→ **EXCERPTED DATA**
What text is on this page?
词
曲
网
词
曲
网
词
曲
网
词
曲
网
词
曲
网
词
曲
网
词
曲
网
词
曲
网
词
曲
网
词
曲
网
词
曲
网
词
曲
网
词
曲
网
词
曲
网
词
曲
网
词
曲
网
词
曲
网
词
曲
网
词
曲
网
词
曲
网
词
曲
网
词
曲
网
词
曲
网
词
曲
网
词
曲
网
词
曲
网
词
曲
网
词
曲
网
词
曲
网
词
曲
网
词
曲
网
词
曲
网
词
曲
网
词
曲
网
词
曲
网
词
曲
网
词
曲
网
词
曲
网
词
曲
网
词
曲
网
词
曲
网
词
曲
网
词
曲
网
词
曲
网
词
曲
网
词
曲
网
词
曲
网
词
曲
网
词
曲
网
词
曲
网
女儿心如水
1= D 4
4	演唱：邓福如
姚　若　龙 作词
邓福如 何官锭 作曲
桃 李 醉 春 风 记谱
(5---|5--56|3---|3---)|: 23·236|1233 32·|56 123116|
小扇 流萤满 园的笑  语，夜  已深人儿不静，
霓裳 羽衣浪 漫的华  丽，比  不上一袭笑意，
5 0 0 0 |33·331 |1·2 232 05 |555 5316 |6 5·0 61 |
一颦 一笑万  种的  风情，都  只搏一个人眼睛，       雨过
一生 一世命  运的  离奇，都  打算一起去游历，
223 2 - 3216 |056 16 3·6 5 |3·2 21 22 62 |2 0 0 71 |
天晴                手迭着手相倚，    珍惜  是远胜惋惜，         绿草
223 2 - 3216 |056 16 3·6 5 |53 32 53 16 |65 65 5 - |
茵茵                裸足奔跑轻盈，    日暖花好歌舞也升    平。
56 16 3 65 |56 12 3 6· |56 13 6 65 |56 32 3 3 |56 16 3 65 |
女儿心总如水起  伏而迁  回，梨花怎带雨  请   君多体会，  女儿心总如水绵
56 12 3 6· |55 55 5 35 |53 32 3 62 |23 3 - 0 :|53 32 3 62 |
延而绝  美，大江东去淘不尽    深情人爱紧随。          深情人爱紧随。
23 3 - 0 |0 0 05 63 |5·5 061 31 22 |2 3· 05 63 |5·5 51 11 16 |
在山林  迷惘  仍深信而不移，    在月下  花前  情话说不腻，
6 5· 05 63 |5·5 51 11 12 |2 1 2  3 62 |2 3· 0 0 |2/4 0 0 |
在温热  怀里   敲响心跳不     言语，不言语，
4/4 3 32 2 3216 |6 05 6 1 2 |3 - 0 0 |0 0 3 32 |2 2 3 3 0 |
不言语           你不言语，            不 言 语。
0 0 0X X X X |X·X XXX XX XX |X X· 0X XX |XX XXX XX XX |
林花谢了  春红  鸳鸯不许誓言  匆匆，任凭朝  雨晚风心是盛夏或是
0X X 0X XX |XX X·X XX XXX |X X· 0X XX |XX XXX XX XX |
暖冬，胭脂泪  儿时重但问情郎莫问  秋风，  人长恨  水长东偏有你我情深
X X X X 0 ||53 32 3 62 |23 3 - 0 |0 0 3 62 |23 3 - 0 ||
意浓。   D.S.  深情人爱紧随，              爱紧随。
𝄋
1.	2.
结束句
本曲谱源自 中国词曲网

→ **GIVEN INSTRUCTION**
Set down the entries verbatim, leaving none out.

→ **CORRECT RESPONSE**
What text is on this page?
词
曲
网
词
曲
网
词
曲
网
词
曲
网
词
曲
网
词
曲
网
词
曲
网
词
曲
网
词
曲
网
词
曲
网
词
曲
网
词
曲
网
词
曲
网
词
曲
网
词
曲
网
词
曲
网
词
曲
网
词
曲
网
词
曲
网
词
曲
网
词
曲
网
词
曲
网
词
曲
网
词
曲
网
词
曲
网
词
曲
网
词
曲
网
词
曲
网
词
曲
网
词
曲
网
词
曲
网
词
曲
网
词
曲
网
词
曲
网
词
曲
网
词
曲
网
词
曲
网
词
曲
网
词
曲
网
词
曲
网
词
曲
网
词
曲
网
词
曲
网
词
曲
网
词
曲
网
词
曲
网
词
曲
网
词
曲
网
词
曲
网
词
曲
网
女儿心如水
1= D 4
4	演唱：邓福如
姚　若　龙 作词
邓福如 何官锭 作曲
桃 李 醉 春 风 记谱
(5---|5--56|3---|3---)|: 23·236|1233 32·|56 123116|
小扇 流萤满 园的笑  语，夜  已深人儿不静，
霓裳 羽衣浪 漫的华  丽，比  不上一袭笑意，
5 0 0 0 |33·331 |1·2 232 05 |555 5316 |6 5·0 61 |
一颦 一笑万  种的  风情，都  只搏一个人眼睛，       雨过
一生 一世命  运的  离奇，都  打算一起去游历，
223 2 - 3216 |056 16 3·6 5 |3·2 21 22 62 |2 0 0 71 |
天晴                手迭着手相倚，    珍惜  是远胜惋惜，         绿草
223 2 - 3216 |056 16 3·6 5 |53 32 53 16 |65 65 5 - |
茵茵                裸足奔跑轻盈，    日暖花好歌舞也升    平。
56 16 3 65 |56 12 3 6· |56 13 6 65 |56 32 3 3 |56 16 3 65 |
女儿心总如水起  伏而迁  回，梨花怎带雨  请   君多体会，  女儿心总如水绵
56 12 3 6· |55 55 5 35 |53 32 3 62 |23 3 - 0 :|53 32 3 62 |
延而绝  美，大江东去淘不尽    深情人爱紧随。          深情人爱紧随。
23 3 - 0 |0 0 05 63 |5·5 061 31 22 |2 3· 05 63 |5·5 51 11 16 |
在山林  迷惘  仍深信而不移，    在月下  花前  情话说不腻，
6 5· 05 63 |5·5 51 11 12 |2 1 2  3 62 |2 3· 0 0 |2/4 0 0 |
在温热  怀里   敲响心跳不     言语，不言语，
4/4 3 32 2 3216 |6 05 6 1 2 |3 - 0 0 |0 0 3 32 |2 2 3 3 0 |
不言语           你不言语，            不 言 语。
0 0 0X X X X |X·X XXX XX XX |X X· 0X XX |XX XXX XX XX |
林花谢了  春红  鸳鸯不许誓言  匆匆，任凭朝  雨晚风心是盛夏或是
0X X 0X XX |XX X·X XX XXX |X X· 0X XX |XX XXX XX XX |
暖冬，胭脂泪  儿时重但问情郎莫问  秋风，  人长恨  水长东偏有你我情深
X X X X 0 ||53 32 3 62 |23 3 - 0 |0 0 3 62 |23 3 - 0 ||
意浓。   D.S.  深情人爱紧随，              爱紧随。
𝄋
1.	2.
结束句
本曲谱源自 中国词曲网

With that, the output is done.